[Extracted records]

>>>

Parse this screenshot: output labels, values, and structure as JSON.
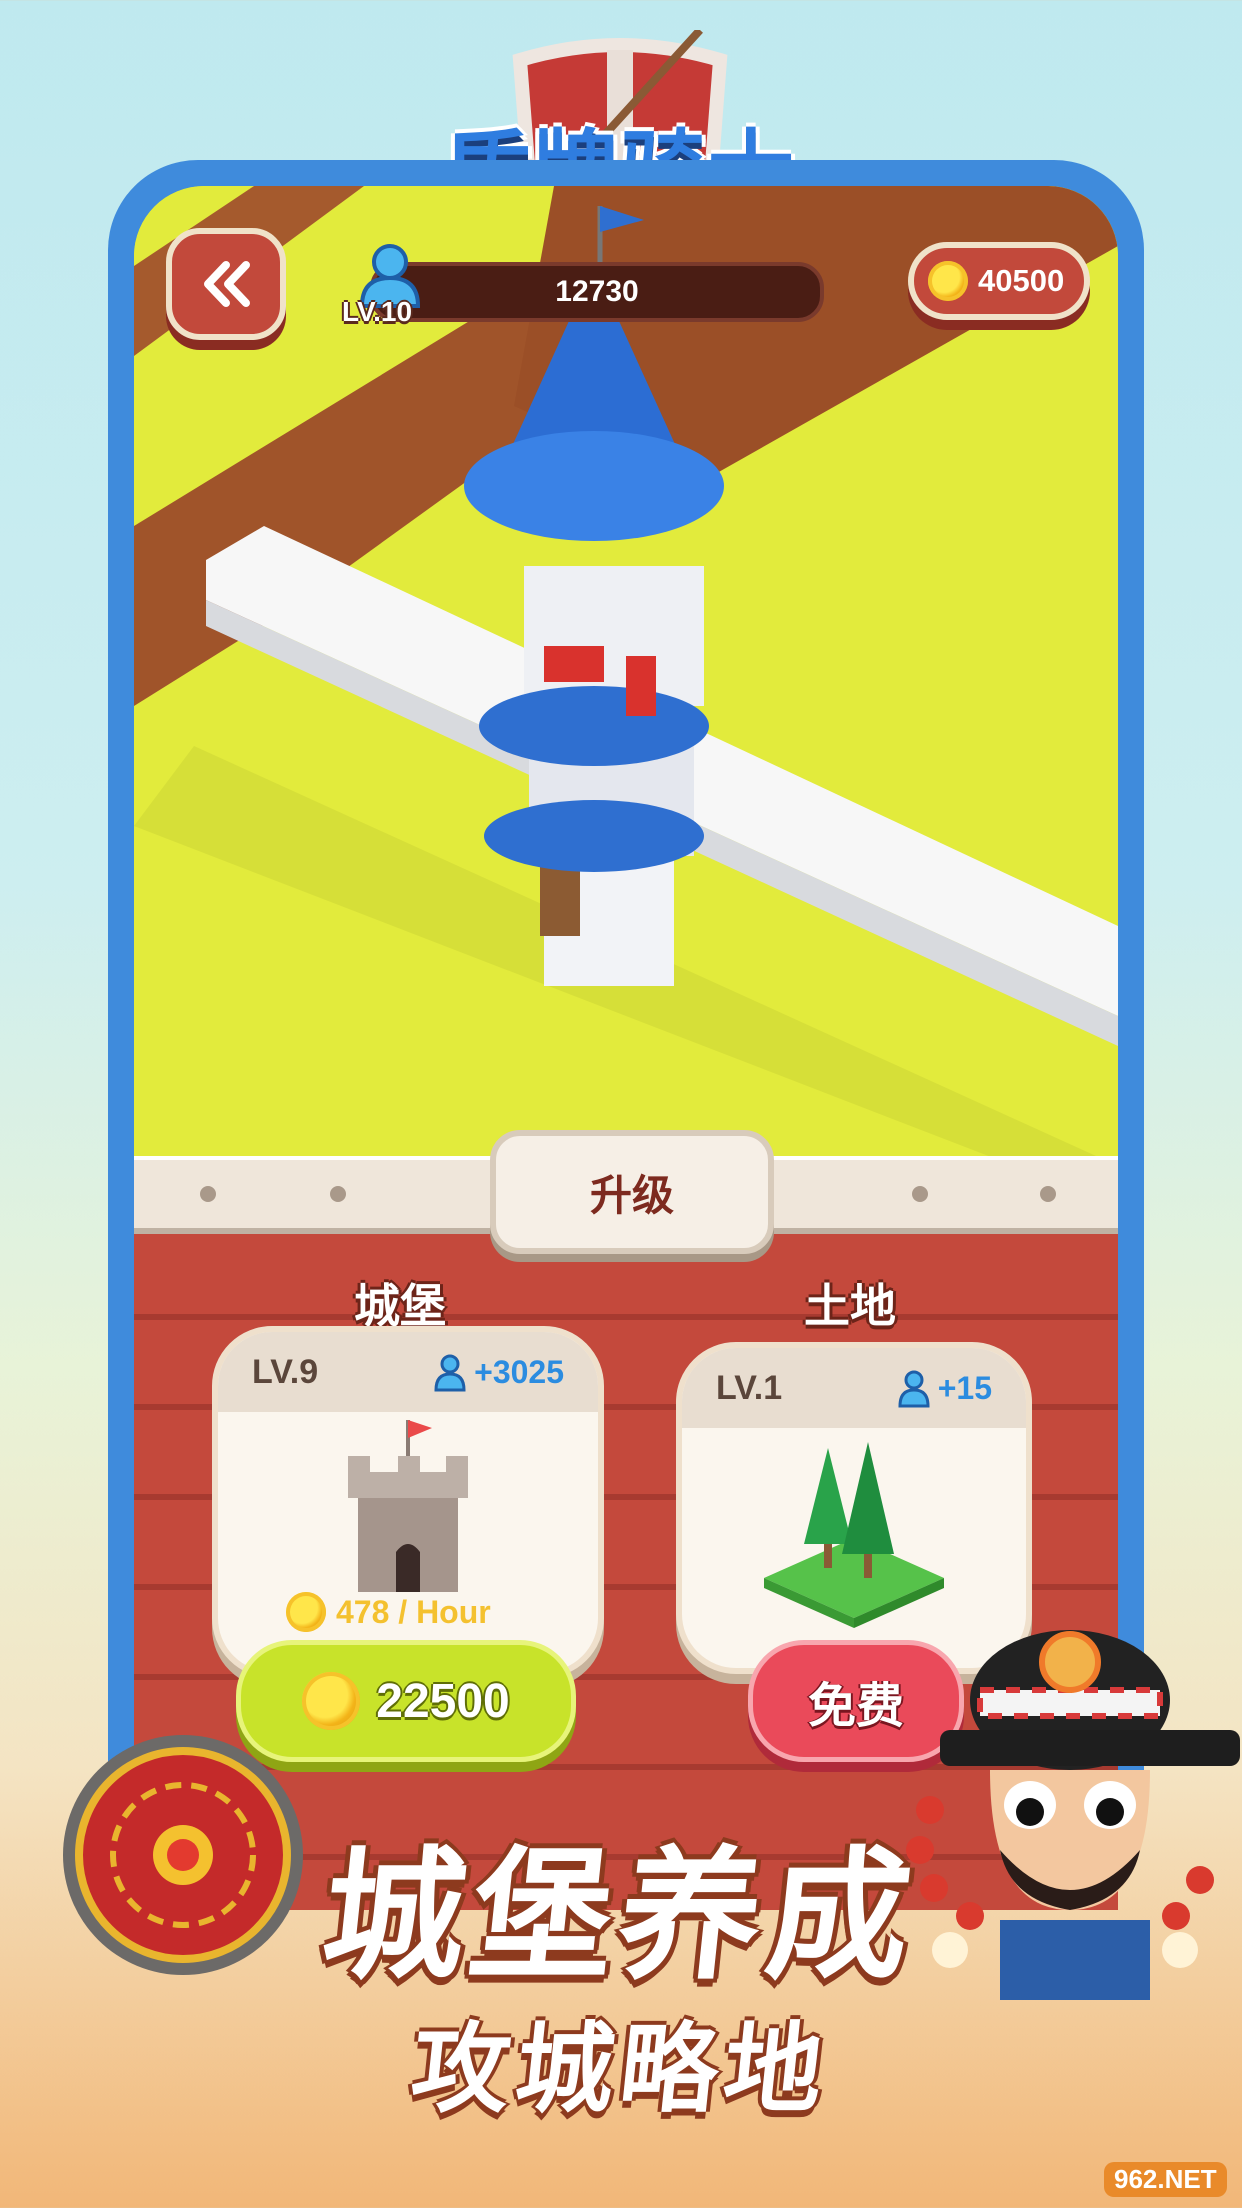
{
  "logo": {
    "title": "盾牌骑士"
  },
  "hud": {
    "back_icon": "double-chevron-left-icon",
    "level": "LV.10",
    "xp": "12730",
    "coins": "40500"
  },
  "panel": {
    "tab_label": "升级",
    "castle": {
      "title": "城堡",
      "level": "LV.9",
      "population": "+3025",
      "rate": "478 / Hour",
      "price": "22500"
    },
    "land": {
      "title": "土地",
      "level": "LV.1",
      "population": "+15",
      "button": "免费"
    }
  },
  "promo": {
    "headline": "城堡养成",
    "subline": "攻城略地"
  },
  "watermark": "962.NET",
  "colors": {
    "phone_frame": "#3f8bdc",
    "grass": "#e3ec3d",
    "wood_panel": "#c4493c",
    "buy_button": "#c8e32a",
    "free_button": "#ea4a5a"
  }
}
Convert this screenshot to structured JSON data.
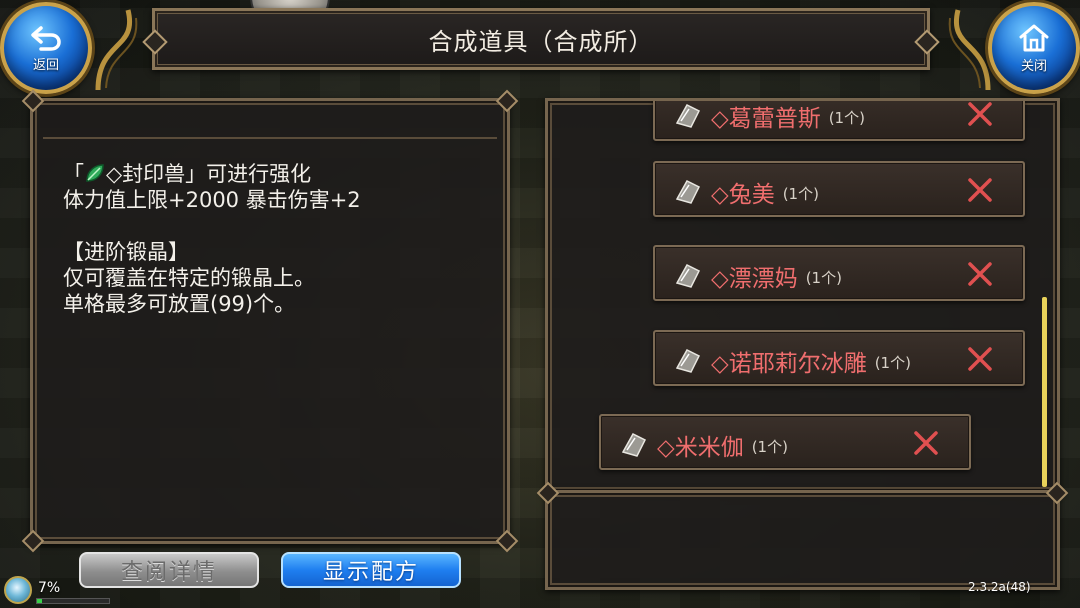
{
  "header": {
    "title": "合成道具（合成所）",
    "back_button": {
      "label": "返回",
      "icon": "back-arrow-icon"
    },
    "close_button": {
      "label": "关闭",
      "icon": "home-icon"
    }
  },
  "description": {
    "line1_open": "「",
    "line1_item": "◇封印兽",
    "line1_close": "」可进行强化",
    "line2": "体力值上限+2000 暴击伤害+2",
    "line3": "【进阶锻晶】",
    "line4": "仅可覆盖在特定的锻晶上。",
    "line5": "单格最多可放置(99)个。",
    "item_icon": "green-leaf-icon"
  },
  "materials": {
    "items": [
      {
        "name": "◇葛蕾普斯",
        "count": "(1个)"
      },
      {
        "name": "◇兔美",
        "count": "(1个)"
      },
      {
        "name": "◇漂漂妈",
        "count": "(1个)"
      },
      {
        "name": "◇诺耶莉尔冰雕",
        "count": "(1个)"
      },
      {
        "name": "◇米米伽",
        "count": "(1个)"
      }
    ],
    "item_icon": "crystal-shard-icon",
    "remove_icon": "x-remove-icon",
    "name_color": "#f06e6e",
    "scroll_position": 0.55
  },
  "buttons": {
    "details": "查阅详情",
    "show_recipe": "显示配方"
  },
  "status": {
    "percent": "7%",
    "progress": 0.07,
    "version": "2.3.2a(48)"
  },
  "colors": {
    "accent_blue": "#1f7ff0",
    "frame_gold": "#caa24a",
    "remove_red": "#e05050"
  }
}
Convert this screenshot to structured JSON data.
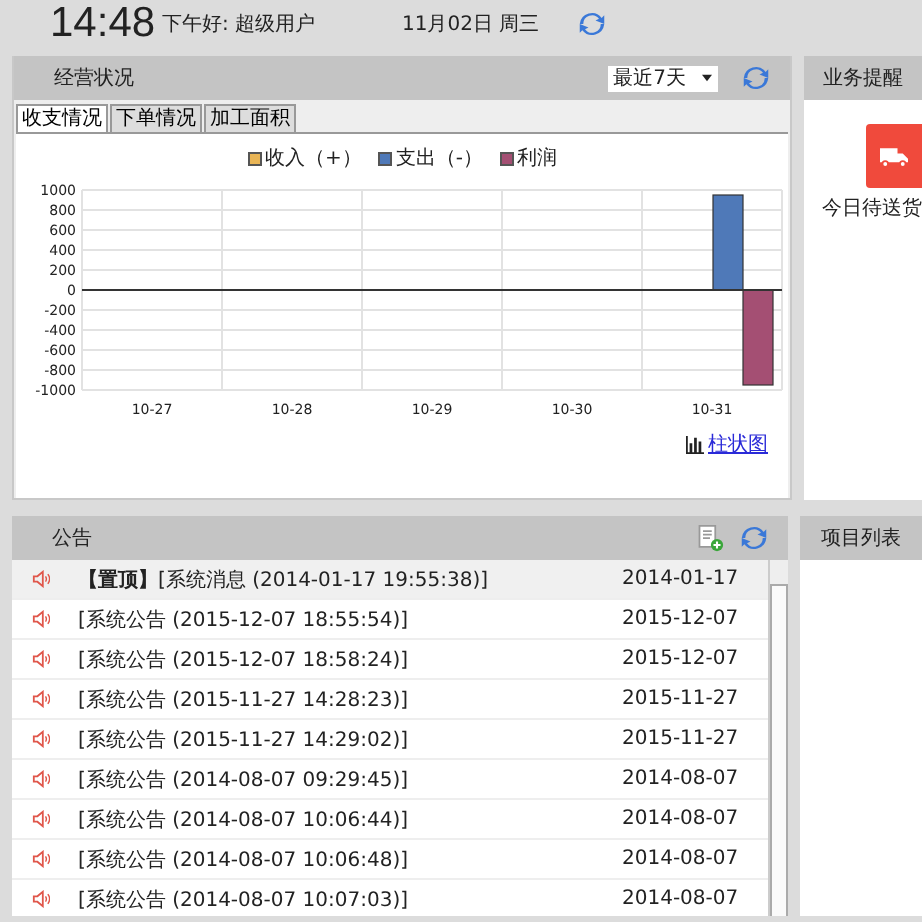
{
  "top_bar": {
    "time": "14:48",
    "greeting": "下午好: 超级用户",
    "date": "11月02日 周三"
  },
  "business_panel": {
    "title": "经营状况",
    "range_select": {
      "value": "最近7天"
    },
    "tabs": [
      {
        "label": "收支情况",
        "selected": true
      },
      {
        "label": "下单情况",
        "selected": false
      },
      {
        "label": "加工面积",
        "selected": false
      }
    ],
    "chart_data": {
      "type": "bar",
      "categories": [
        "10-27",
        "10-28",
        "10-29",
        "10-30",
        "10-31"
      ],
      "series": [
        {
          "name": "收入（+）",
          "color": "#e9b556",
          "values": [
            0,
            0,
            0,
            0,
            0
          ]
        },
        {
          "name": "支出（-）",
          "color": "#4f79b8",
          "values": [
            0,
            0,
            0,
            0,
            950
          ]
        },
        {
          "name": "利润",
          "color": "#a44f73",
          "values": [
            0,
            0,
            0,
            0,
            -950
          ]
        }
      ],
      "ylim": [
        -1000,
        1000
      ],
      "grid": true,
      "yticks": [
        -1000,
        -800,
        -600,
        -400,
        -200,
        0,
        200,
        400,
        600,
        800,
        1000
      ]
    },
    "chart_link": "柱状图"
  },
  "reminder_panel": {
    "title": "业务提醒",
    "tiles": [
      {
        "label": "今日待送货"
      }
    ]
  },
  "notice_panel": {
    "title": "公告",
    "rows": [
      {
        "title": "**【置顶】**[系统消息 (2014-01-17 19:55:38)]",
        "date": "2014-01-17",
        "selected": true
      },
      {
        "title": "[系统公告 (2015-12-07 18:55:54)]",
        "date": "2015-12-07",
        "selected": false
      },
      {
        "title": "[系统公告 (2015-12-07 18:58:24)]",
        "date": "2015-12-07",
        "selected": false
      },
      {
        "title": "[系统公告 (2015-11-27 14:28:23)]",
        "date": "2015-11-27",
        "selected": false
      },
      {
        "title": "[系统公告 (2015-11-27 14:29:02)]",
        "date": "2015-11-27",
        "selected": false
      },
      {
        "title": "[系统公告 (2014-08-07 09:29:45)]",
        "date": "2014-08-07",
        "selected": false
      },
      {
        "title": "[系统公告 (2014-08-07 10:06:44)]",
        "date": "2014-08-07",
        "selected": false
      },
      {
        "title": "[系统公告 (2014-08-07 10:06:48)]",
        "date": "2014-08-07",
        "selected": false
      },
      {
        "title": "[系统公告 (2014-08-07 10:07:03)]",
        "date": "2014-08-07",
        "selected": false
      }
    ]
  },
  "project_panel": {
    "title": "项目列表"
  }
}
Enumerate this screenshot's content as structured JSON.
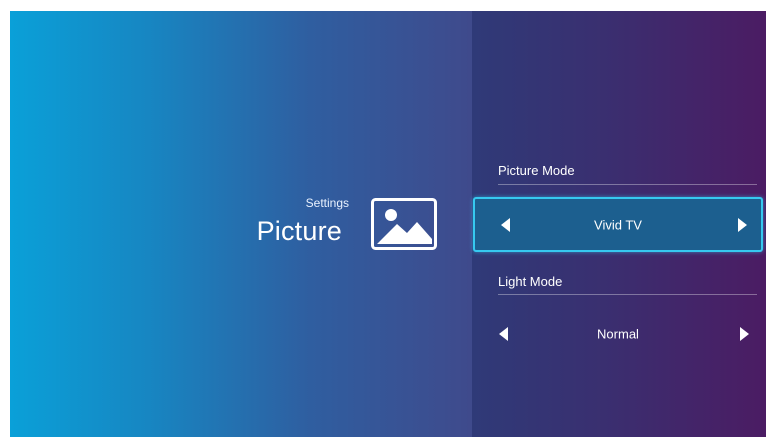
{
  "header": {
    "breadcrumb": "Settings",
    "title": "Picture",
    "icon": "picture-icon"
  },
  "settings": [
    {
      "label": "Picture Mode",
      "value": "Vivid TV",
      "focused": true
    },
    {
      "label": "Light Mode",
      "value": "Normal",
      "focused": false
    }
  ],
  "colors": {
    "focus_border": "#36c9f0",
    "focus_fill": "#1c5f8f",
    "left_gradient_start": "#0aa0d8",
    "right_gradient_end": "#4b1c63"
  }
}
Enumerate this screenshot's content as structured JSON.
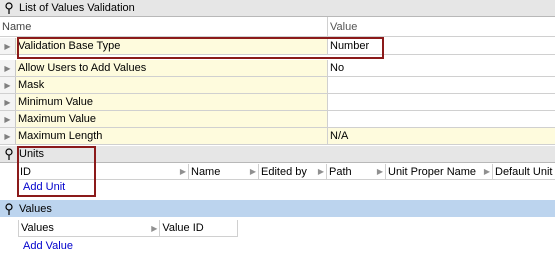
{
  "sections": {
    "list_of_values": {
      "title": "List of Values Validation"
    },
    "units": {
      "title": "Units"
    },
    "values": {
      "title": "Values"
    }
  },
  "lov_grid": {
    "columns": {
      "name": "Name",
      "value": "Value"
    },
    "rows": [
      {
        "name": "Validation Base Type",
        "value": "Number"
      },
      {
        "name": "Allow Users to Add Values",
        "value": "No"
      },
      {
        "name": "Mask",
        "value": ""
      },
      {
        "name": "Minimum Value",
        "value": ""
      },
      {
        "name": "Maximum Value",
        "value": ""
      },
      {
        "name": "Maximum Length",
        "value": "N/A"
      }
    ]
  },
  "units_grid": {
    "columns": [
      "ID",
      "Name",
      "Edited by",
      "Path",
      "Unit Proper Name",
      "Default Unit"
    ],
    "add_link": "Add Unit"
  },
  "values_grid": {
    "columns": [
      "Values",
      "Value ID"
    ],
    "add_link": "Add Value"
  },
  "icons": {
    "pin": "pin-icon",
    "row_arrow": "chevron-right-icon"
  },
  "colors": {
    "highlight_box": "#8b1a1a",
    "name_cell_bg": "#fefbdd",
    "values_header_bg": "#bcd4ee",
    "link": "#0000cc"
  }
}
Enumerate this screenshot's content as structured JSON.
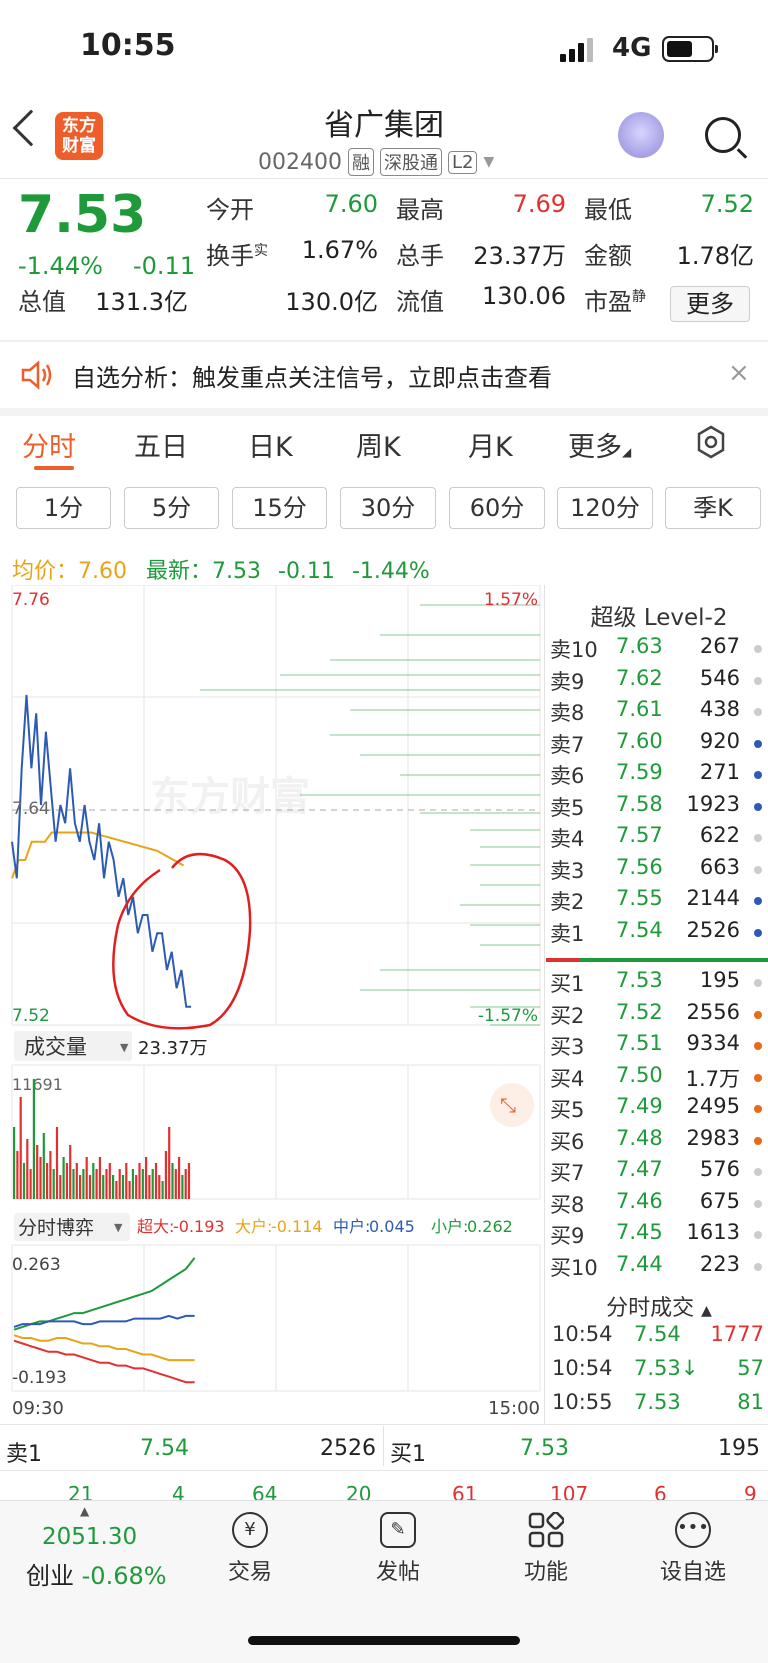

<<<

Say how many lines in the records hold "chevron", with the number as the whole reply.

# EXERCISE OUTPUT
2